*What to produce*:
In the entries below, find the lines that contain the word "INPE" and copy them.
=-=-=
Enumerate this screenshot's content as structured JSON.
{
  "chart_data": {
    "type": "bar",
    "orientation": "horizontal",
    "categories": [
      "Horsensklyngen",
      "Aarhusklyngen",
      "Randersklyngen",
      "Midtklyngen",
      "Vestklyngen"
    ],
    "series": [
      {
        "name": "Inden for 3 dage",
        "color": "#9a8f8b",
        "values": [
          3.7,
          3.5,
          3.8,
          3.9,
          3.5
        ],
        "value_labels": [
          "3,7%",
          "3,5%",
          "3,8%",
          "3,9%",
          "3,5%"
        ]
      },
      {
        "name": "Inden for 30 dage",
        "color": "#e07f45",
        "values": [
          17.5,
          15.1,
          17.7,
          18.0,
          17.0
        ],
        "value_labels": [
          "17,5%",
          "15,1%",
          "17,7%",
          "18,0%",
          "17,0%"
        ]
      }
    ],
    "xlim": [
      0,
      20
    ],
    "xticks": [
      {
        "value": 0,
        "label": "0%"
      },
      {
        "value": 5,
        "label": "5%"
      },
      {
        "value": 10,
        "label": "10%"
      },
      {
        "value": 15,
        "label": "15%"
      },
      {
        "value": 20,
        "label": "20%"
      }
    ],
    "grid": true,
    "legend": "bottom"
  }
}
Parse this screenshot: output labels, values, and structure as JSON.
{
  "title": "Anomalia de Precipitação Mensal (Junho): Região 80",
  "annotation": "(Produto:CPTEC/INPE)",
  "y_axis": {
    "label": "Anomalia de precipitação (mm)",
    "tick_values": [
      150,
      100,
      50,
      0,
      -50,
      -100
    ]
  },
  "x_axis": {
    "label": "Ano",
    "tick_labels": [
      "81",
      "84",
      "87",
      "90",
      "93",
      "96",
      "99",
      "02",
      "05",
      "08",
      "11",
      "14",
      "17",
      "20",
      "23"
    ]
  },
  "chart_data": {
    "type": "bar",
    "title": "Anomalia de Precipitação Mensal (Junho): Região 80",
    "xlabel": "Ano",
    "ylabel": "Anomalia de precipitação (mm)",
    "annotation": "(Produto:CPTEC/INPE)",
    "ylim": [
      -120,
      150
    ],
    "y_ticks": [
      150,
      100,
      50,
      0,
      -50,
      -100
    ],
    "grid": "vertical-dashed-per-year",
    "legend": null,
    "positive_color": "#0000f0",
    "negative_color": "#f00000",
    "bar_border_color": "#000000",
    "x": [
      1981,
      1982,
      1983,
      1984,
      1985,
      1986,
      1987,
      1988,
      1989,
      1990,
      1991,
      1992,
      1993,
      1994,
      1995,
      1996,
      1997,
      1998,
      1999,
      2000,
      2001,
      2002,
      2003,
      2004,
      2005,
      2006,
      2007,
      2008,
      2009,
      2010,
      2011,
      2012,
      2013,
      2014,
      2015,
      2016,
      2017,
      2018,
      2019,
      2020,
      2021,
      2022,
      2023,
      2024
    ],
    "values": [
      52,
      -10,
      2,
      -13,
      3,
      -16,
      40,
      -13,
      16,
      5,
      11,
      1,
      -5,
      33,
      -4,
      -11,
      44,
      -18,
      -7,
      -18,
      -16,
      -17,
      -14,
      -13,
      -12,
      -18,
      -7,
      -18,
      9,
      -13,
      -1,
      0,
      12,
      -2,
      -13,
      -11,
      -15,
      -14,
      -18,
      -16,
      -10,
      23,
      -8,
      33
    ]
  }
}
=-=-=
*Written answer*:
  "annotation": "(Produto:CPTEC/INPE)",
    "annotation": "(Produto:CPTEC/INPE)",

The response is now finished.